*** Opening Source material ***
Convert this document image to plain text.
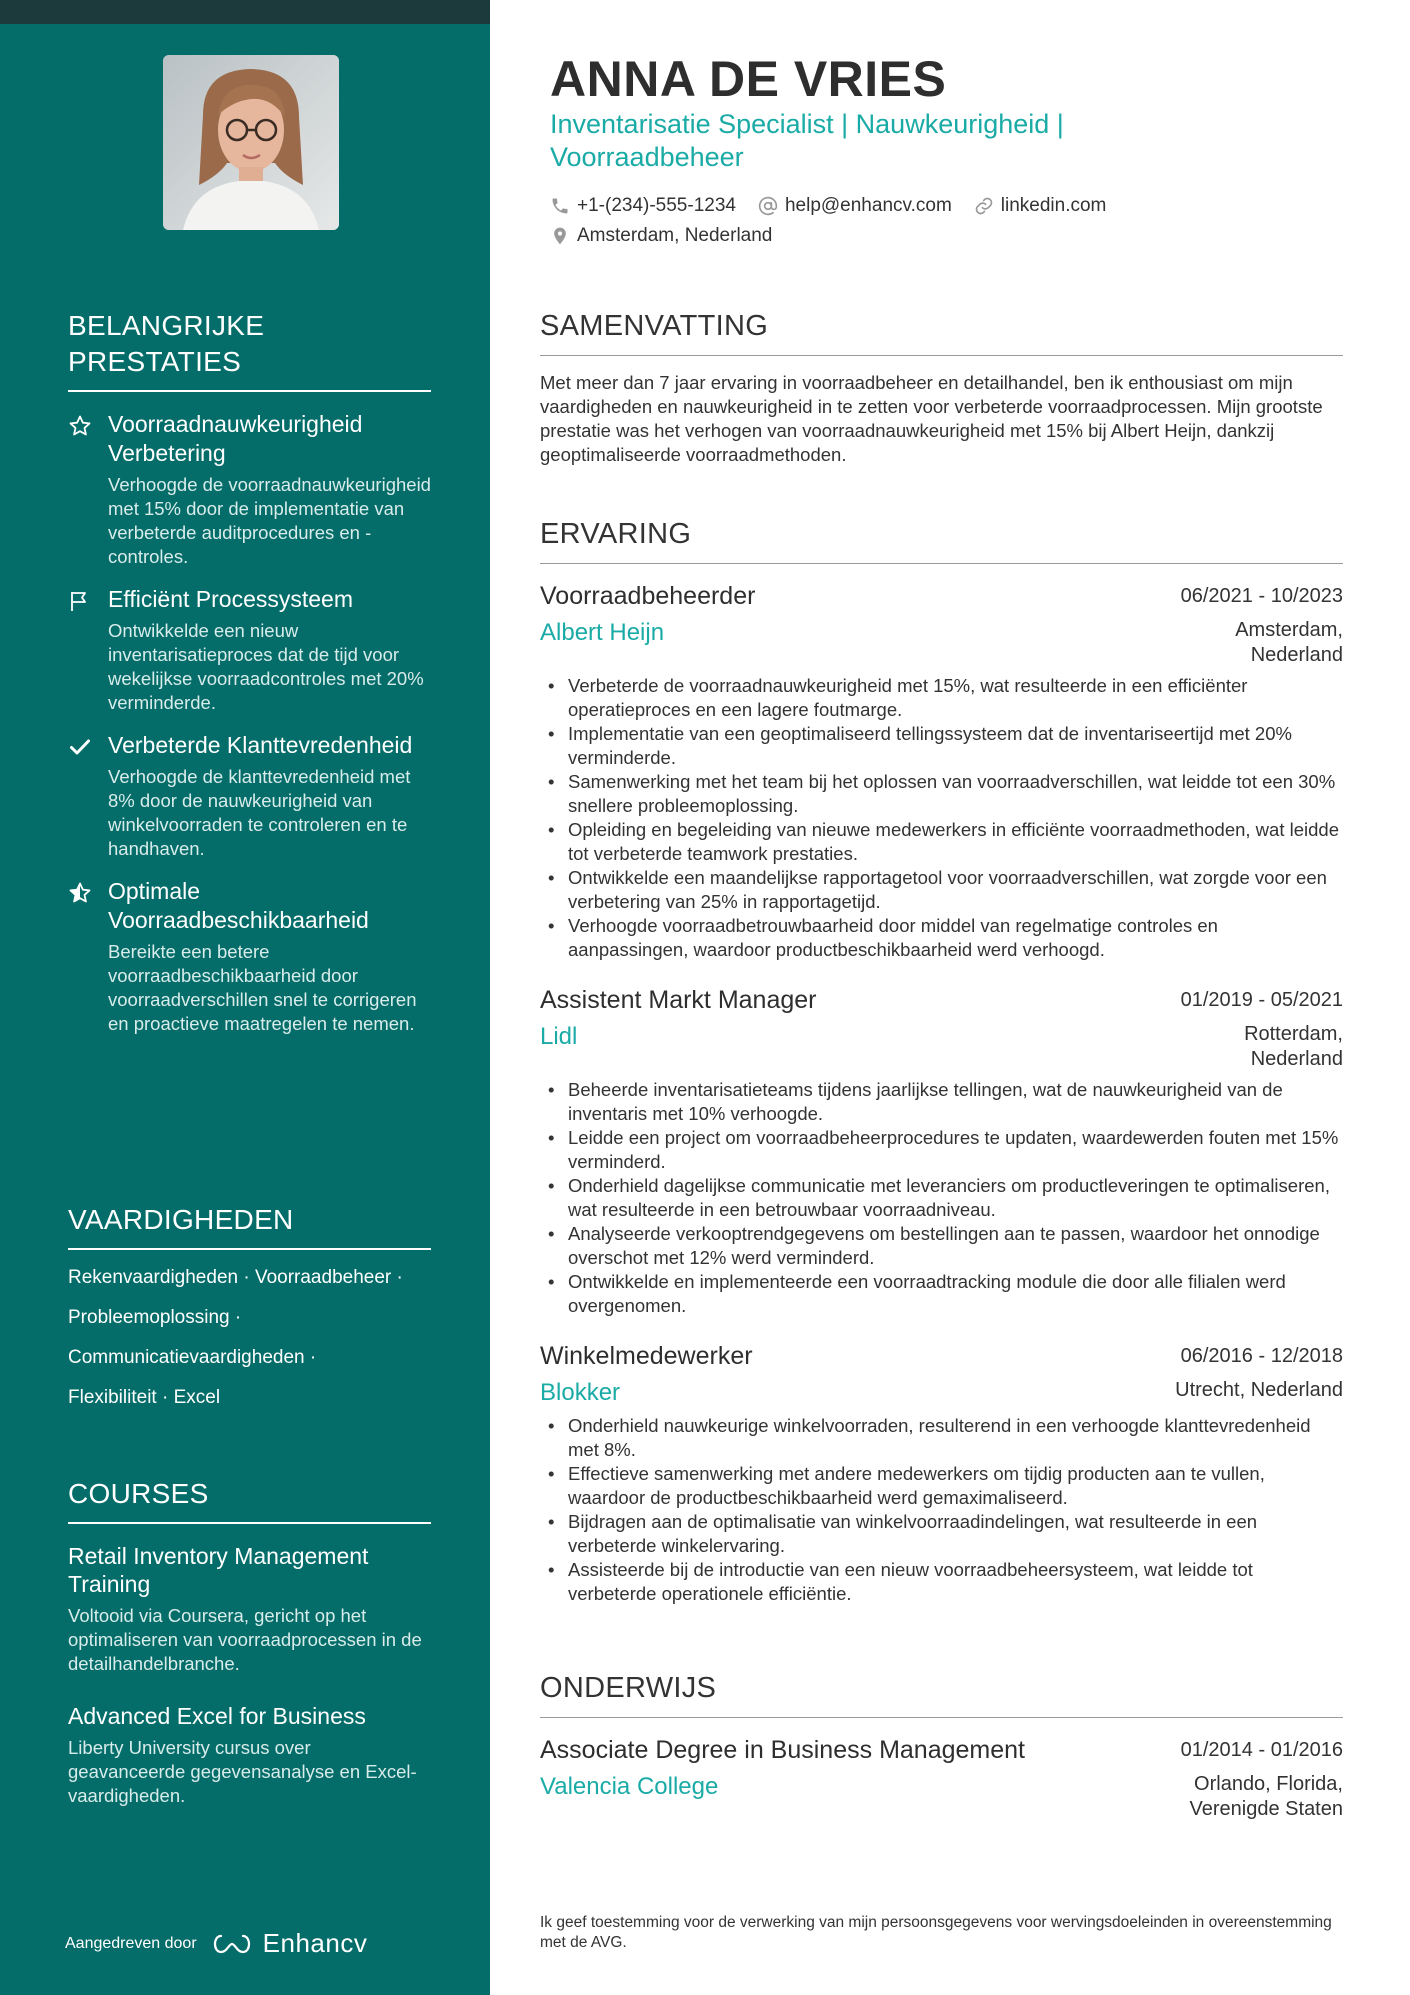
BELANGRIJKE PRESTATIES
Voorraadnauwkeurigheid Verbetering
Verhoogde de voorraadnauwkeurigheid met 15% door de implementatie van verbeterde auditprocedures en -controles.
Efficiënt Processysteem
Ontwikkelde een nieuw inventarisatieproces dat de tijd voor wekelijkse voorraadcontroles met 20% verminderde.
Verbeterde Klanttevredenheid
Verhoogde de klanttevredenheid met 8% door de nauwkeurigheid van winkelvoorraden te controleren en te handhaven.
Optimale Voorraadbeschikbaarheid
Bereikte een betere voorraadbeschikbaarheid door voorraadverschillen snel te corrigeren en proactieve maatregelen te nemen.
VAARDIGHEDEN
Rekenvaardigheden · Voorraadbeheer ·
Probleemoplossing ·
Communicatievaardigheden ·
Flexibiliteit · Excel
COURSES
Retail Inventory Management Training
Voltooid via Coursera, gericht op het optimaliseren van voorraadprocessen in de detailhandelbranche.
Advanced Excel for Business
Liberty University cursus over geavanceerde gegevensanalyse en Excel-vaardigheden.
Aangedreven door	Enhancv
ANNA DE VRIES
Inventarisatie Specialist | Nauwkeurigheid | Voorraadbeheer
+1-(234)-555-1234	help@enhancv.com	linkedin.com
Amsterdam, Nederland
SAMENVATTING
Met meer dan 7 jaar ervaring in voorraadbeheer en detailhandel, ben ik enthousiast om mijn vaardigheden en nauwkeurigheid in te zetten voor verbeterde voorraadprocessen. Mijn grootste prestatie was het verhogen van voorraadnauwkeurigheid met 15% bij Albert Heijn, dankzij geoptimaliseerde voorraadmethoden.
ERVARING
Voorraadbeheerder	06/2021 - 10/2023
Albert Heijn	Amsterdam,
Nederland
• Verbeterde de voorraadnauwkeurigheid met 15%, wat resulteerde in een efficiënter operatieproces en een lagere foutmarge.
• Implementatie van een geoptimaliseerd tellingssysteem dat de inventariseertijd met 20% verminderde.
• Samenwerking met het team bij het oplossen van voorraadverschillen, wat leidde tot een 30% snellere probleemoplossing.
• Opleiding en begeleiding van nieuwe medewerkers in efficiënte voorraadmethoden, wat leidde tot verbeterde teamwork prestaties.
• Ontwikkelde een maandelijkse rapportagetool voor voorraadverschillen, wat zorgde voor een verbetering van 25% in rapportagetijd.
• Verhoogde voorraadbetrouwbaarheid door middel van regelmatige controles en aanpassingen, waardoor productbeschikbaarheid werd verhoogd.
Assistent Markt Manager	01/2019 - 05/2021
Lidl	Rotterdam,
Nederland
• Beheerde inventarisatieteams tijdens jaarlijkse tellingen, wat de nauwkeurigheid van de inventaris met 10% verhoogde.
• Leidde een project om voorraadbeheerprocedures te updaten, waardewerden fouten met 15% verminderd.
• Onderhield dagelijkse communicatie met leveranciers om productleveringen te optimaliseren, wat resulteerde in een betrouwbaar voorraadniveau.
• Analyseerde verkooptrendgegevens om bestellingen aan te passen, waardoor het onnodige overschot met 12% werd verminderd.
• Ontwikkelde en implementeerde een voorraadtracking module die door alle filialen werd overgenomen.
Winkelmedewerker	06/2016 - 12/2018
Blokker	Utrecht, Nederland
• Onderhield nauwkeurige winkelvoorraden, resulterend in een verhoogde klanttevredenheid met 8%.
• Effectieve samenwerking met andere medewerkers om tijdig producten aan te vullen, waardoor de productbeschikbaarheid werd gemaximaliseerd.
• Bijdragen aan de optimalisatie van winkelvoorraadindelingen, wat resulteerde in een verbeterde winkelervaring.
• Assisteerde bij de introductie van een nieuw voorraadbeheersysteem, wat leidde tot verbeterde operationele efficiëntie.
ONDERWIJS
Associate Degree in Business Management	01/2014 - 01/2016
Valencia College	Orlando, Florida,
Verenigde Staten
Ik geef toestemming voor de verwerking van mijn persoonsgegevens voor wervingsdoeleinden in overeenstemming met de AVG.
*** Closing Source material ***
Required work = Your reply should be one number: how many lines in the records contain "Management".

Answer space = 2